▸ TASK
Below are the records; pull every line that includes "device".

Items from a figure collection:
++++++++++

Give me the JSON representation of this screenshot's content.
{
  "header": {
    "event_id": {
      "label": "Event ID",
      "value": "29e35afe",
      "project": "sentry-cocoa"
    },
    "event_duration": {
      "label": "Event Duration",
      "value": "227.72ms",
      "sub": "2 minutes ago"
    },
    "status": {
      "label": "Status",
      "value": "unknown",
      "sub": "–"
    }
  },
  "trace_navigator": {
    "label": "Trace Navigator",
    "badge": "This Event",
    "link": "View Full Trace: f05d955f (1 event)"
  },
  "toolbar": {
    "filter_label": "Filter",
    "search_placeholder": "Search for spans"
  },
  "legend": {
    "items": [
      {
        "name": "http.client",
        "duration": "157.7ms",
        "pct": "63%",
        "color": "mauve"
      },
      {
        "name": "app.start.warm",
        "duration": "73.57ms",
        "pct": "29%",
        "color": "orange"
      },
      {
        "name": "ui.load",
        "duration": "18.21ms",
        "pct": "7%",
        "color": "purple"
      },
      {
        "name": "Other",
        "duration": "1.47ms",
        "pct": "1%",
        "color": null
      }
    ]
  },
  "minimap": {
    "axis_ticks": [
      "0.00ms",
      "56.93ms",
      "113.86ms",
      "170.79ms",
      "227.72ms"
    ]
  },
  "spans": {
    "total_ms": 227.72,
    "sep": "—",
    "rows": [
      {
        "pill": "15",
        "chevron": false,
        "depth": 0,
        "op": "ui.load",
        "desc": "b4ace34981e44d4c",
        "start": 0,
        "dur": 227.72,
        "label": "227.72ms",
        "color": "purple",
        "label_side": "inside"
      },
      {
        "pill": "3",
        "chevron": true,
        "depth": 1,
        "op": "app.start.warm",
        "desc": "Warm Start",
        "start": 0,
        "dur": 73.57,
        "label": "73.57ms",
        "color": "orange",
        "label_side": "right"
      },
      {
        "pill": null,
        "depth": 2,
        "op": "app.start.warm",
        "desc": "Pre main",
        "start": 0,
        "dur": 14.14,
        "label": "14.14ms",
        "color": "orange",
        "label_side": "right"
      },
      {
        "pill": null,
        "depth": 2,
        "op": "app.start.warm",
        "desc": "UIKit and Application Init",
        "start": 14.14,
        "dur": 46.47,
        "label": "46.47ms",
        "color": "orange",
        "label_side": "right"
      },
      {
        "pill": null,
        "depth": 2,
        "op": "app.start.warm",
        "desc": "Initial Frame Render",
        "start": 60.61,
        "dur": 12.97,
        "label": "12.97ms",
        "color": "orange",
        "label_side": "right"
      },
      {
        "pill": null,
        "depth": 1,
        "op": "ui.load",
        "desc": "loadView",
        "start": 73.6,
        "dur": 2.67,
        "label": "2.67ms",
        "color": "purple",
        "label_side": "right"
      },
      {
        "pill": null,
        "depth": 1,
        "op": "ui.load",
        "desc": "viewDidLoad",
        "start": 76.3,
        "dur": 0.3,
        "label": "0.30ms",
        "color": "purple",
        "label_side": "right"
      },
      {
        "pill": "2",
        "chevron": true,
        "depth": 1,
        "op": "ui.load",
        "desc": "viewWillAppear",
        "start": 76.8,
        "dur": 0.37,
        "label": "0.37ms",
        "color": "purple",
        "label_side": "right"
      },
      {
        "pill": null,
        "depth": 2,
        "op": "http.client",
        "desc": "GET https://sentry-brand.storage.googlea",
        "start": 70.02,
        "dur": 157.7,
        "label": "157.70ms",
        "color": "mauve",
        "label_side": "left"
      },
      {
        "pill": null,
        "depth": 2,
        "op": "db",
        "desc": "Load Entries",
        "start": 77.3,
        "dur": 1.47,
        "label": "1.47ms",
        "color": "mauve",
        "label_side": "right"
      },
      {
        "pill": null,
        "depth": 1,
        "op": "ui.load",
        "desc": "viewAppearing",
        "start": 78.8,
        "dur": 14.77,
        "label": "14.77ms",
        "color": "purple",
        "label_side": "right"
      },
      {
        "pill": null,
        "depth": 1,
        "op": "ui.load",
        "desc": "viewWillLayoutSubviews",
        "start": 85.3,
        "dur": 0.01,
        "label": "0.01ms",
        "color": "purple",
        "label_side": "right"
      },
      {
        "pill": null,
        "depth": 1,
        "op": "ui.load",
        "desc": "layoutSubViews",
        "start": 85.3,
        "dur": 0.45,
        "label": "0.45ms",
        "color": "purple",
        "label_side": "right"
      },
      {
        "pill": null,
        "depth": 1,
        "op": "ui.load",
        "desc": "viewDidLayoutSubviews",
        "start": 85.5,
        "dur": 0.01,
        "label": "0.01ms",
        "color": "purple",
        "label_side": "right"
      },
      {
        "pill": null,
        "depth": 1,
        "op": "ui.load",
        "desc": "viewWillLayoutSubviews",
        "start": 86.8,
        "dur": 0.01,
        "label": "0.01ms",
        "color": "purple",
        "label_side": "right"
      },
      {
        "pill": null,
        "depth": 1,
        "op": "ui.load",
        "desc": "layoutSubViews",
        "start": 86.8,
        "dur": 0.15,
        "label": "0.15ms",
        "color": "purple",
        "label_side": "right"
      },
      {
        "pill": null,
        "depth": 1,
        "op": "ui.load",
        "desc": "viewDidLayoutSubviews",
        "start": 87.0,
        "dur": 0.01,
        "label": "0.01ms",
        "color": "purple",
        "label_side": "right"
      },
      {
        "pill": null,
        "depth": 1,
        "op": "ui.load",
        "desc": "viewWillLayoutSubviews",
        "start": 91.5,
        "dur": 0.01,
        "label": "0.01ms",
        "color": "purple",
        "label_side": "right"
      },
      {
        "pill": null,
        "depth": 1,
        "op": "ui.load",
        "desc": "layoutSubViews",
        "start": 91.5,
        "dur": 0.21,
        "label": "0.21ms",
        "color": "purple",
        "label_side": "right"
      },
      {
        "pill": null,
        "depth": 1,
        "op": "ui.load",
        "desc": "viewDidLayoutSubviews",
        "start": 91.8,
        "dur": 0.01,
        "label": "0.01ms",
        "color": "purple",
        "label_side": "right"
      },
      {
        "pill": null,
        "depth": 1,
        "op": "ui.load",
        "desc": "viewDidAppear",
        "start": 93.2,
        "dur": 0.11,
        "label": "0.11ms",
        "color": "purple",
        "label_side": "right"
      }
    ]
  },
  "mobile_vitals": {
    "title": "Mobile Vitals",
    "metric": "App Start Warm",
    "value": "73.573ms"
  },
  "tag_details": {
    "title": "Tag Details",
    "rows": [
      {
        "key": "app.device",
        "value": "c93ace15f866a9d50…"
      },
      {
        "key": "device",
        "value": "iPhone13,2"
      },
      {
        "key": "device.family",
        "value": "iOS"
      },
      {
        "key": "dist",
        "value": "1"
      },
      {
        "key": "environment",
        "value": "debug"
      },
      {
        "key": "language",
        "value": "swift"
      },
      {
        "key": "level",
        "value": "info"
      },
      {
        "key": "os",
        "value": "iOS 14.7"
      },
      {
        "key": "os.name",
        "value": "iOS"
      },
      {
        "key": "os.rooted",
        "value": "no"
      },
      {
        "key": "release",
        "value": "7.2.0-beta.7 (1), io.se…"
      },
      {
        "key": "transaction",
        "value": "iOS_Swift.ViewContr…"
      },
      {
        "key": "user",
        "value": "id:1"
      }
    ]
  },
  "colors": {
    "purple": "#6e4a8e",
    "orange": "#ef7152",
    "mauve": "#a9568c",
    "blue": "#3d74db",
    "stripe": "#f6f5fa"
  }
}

++++++++++

▸ SOLUTION
        "key": "app.device",
        "key": "device",
        "key": "device.family",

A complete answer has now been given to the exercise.